• _LISTED RECORDS_:
Start
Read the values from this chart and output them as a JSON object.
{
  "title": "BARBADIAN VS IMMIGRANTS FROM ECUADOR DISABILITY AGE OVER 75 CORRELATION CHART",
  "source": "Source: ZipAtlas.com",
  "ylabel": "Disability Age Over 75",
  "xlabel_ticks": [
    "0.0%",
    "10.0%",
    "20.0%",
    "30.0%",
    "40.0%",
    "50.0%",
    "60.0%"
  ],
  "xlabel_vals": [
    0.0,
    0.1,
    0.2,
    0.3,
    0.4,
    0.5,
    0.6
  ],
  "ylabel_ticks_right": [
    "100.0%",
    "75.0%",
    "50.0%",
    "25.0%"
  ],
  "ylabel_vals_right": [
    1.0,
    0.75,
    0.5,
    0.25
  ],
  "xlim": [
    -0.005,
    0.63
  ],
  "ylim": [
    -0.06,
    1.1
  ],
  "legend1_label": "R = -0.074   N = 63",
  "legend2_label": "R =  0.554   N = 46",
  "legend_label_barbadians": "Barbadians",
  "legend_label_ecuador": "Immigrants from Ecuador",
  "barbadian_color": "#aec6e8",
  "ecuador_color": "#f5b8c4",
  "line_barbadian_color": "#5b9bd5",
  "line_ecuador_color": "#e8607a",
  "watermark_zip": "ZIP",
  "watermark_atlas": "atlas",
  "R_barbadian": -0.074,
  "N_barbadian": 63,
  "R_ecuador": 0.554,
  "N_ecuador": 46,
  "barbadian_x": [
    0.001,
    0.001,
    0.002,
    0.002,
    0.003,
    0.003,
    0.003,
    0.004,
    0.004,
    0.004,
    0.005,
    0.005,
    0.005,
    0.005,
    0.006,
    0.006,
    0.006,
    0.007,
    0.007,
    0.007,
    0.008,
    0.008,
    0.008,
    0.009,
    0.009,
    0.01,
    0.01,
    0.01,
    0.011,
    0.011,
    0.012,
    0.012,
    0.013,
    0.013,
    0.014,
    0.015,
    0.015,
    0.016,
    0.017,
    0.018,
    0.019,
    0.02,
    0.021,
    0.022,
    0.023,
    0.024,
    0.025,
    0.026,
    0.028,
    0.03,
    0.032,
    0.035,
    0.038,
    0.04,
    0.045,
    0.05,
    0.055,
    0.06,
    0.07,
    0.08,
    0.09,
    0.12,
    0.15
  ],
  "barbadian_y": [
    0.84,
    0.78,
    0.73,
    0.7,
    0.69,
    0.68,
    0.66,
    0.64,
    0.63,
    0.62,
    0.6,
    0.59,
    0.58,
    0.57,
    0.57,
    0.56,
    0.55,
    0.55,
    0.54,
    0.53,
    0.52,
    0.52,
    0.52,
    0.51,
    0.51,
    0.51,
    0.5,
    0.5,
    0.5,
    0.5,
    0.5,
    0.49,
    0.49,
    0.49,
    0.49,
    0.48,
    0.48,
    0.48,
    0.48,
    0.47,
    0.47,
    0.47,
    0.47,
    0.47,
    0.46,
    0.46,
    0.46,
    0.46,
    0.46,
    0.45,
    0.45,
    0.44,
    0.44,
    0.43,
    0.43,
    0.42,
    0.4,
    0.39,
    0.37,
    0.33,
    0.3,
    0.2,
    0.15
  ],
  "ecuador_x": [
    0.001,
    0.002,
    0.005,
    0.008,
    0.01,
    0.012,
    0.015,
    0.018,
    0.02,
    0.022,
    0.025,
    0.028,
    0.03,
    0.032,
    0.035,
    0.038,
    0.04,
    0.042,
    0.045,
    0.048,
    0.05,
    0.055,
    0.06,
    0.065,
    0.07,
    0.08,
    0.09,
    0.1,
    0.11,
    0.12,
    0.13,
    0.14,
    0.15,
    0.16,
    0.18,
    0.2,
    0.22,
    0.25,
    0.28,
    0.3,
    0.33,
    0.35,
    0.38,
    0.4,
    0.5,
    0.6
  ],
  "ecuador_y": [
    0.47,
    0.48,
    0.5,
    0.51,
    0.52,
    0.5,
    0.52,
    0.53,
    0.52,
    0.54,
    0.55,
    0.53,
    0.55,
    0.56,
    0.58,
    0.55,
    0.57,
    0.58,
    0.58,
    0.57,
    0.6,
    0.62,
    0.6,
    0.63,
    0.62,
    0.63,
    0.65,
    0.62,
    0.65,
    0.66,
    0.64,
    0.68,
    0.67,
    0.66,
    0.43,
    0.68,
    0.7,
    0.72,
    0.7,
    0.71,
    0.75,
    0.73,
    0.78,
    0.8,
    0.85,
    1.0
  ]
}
End
• _SET TASK_: Write out the entries above once more, without altering anything.

• _WRITTEN SOLUTION_:
Read the values from this chart and output them as a JSON object.
{
  "title": "BARBADIAN VS IMMIGRANTS FROM ECUADOR DISABILITY AGE OVER 75 CORRELATION CHART",
  "source": "Source: ZipAtlas.com",
  "ylabel": "Disability Age Over 75",
  "xlabel_ticks": [
    "0.0%",
    "10.0%",
    "20.0%",
    "30.0%",
    "40.0%",
    "50.0%",
    "60.0%"
  ],
  "xlabel_vals": [
    0.0,
    0.1,
    0.2,
    0.3,
    0.4,
    0.5,
    0.6
  ],
  "ylabel_ticks_right": [
    "100.0%",
    "75.0%",
    "50.0%",
    "25.0%"
  ],
  "ylabel_vals_right": [
    1.0,
    0.75,
    0.5,
    0.25
  ],
  "xlim": [
    -0.005,
    0.63
  ],
  "ylim": [
    -0.06,
    1.1
  ],
  "legend1_label": "R = -0.074   N = 63",
  "legend2_label": "R =  0.554   N = 46",
  "legend_label_barbadians": "Barbadians",
  "legend_label_ecuador": "Immigrants from Ecuador",
  "barbadian_color": "#aec6e8",
  "ecuador_color": "#f5b8c4",
  "line_barbadian_color": "#5b9bd5",
  "line_ecuador_color": "#e8607a",
  "watermark_zip": "ZIP",
  "watermark_atlas": "atlas",
  "R_barbadian": -0.074,
  "N_barbadian": 63,
  "R_ecuador": 0.554,
  "N_ecuador": 46,
  "barbadian_x": [
    0.001,
    0.001,
    0.002,
    0.002,
    0.003,
    0.003,
    0.003,
    0.004,
    0.004,
    0.004,
    0.005,
    0.005,
    0.005,
    0.005,
    0.006,
    0.006,
    0.006,
    0.007,
    0.007,
    0.007,
    0.008,
    0.008,
    0.008,
    0.009,
    0.009,
    0.01,
    0.01,
    0.01,
    0.011,
    0.011,
    0.012,
    0.012,
    0.013,
    0.013,
    0.014,
    0.015,
    0.015,
    0.016,
    0.017,
    0.018,
    0.019,
    0.02,
    0.021,
    0.022,
    0.023,
    0.024,
    0.025,
    0.026,
    0.028,
    0.03,
    0.032,
    0.035,
    0.038,
    0.04,
    0.045,
    0.05,
    0.055,
    0.06,
    0.07,
    0.08,
    0.09,
    0.12,
    0.15
  ],
  "barbadian_y": [
    0.84,
    0.78,
    0.73,
    0.7,
    0.69,
    0.68,
    0.66,
    0.64,
    0.63,
    0.62,
    0.6,
    0.59,
    0.58,
    0.57,
    0.57,
    0.56,
    0.55,
    0.55,
    0.54,
    0.53,
    0.52,
    0.52,
    0.52,
    0.51,
    0.51,
    0.51,
    0.5,
    0.5,
    0.5,
    0.5,
    0.5,
    0.49,
    0.49,
    0.49,
    0.49,
    0.48,
    0.48,
    0.48,
    0.48,
    0.47,
    0.47,
    0.47,
    0.47,
    0.47,
    0.46,
    0.46,
    0.46,
    0.46,
    0.46,
    0.45,
    0.45,
    0.44,
    0.44,
    0.43,
    0.43,
    0.42,
    0.4,
    0.39,
    0.37,
    0.33,
    0.3,
    0.2,
    0.15
  ],
  "ecuador_x": [
    0.001,
    0.002,
    0.005,
    0.008,
    0.01,
    0.012,
    0.015,
    0.018,
    0.02,
    0.022,
    0.025,
    0.028,
    0.03,
    0.032,
    0.035,
    0.038,
    0.04,
    0.042,
    0.045,
    0.048,
    0.05,
    0.055,
    0.06,
    0.065,
    0.07,
    0.08,
    0.09,
    0.1,
    0.11,
    0.12,
    0.13,
    0.14,
    0.15,
    0.16,
    0.18,
    0.2,
    0.22,
    0.25,
    0.28,
    0.3,
    0.33,
    0.35,
    0.38,
    0.4,
    0.5,
    0.6
  ],
  "ecuador_y": [
    0.47,
    0.48,
    0.5,
    0.51,
    0.52,
    0.5,
    0.52,
    0.53,
    0.52,
    0.54,
    0.55,
    0.53,
    0.55,
    0.56,
    0.58,
    0.55,
    0.57,
    0.58,
    0.58,
    0.57,
    0.6,
    0.62,
    0.6,
    0.63,
    0.62,
    0.63,
    0.65,
    0.62,
    0.65,
    0.66,
    0.64,
    0.68,
    0.67,
    0.66,
    0.43,
    0.68,
    0.7,
    0.72,
    0.7,
    0.71,
    0.75,
    0.73,
    0.78,
    0.8,
    0.85,
    1.0
  ]
}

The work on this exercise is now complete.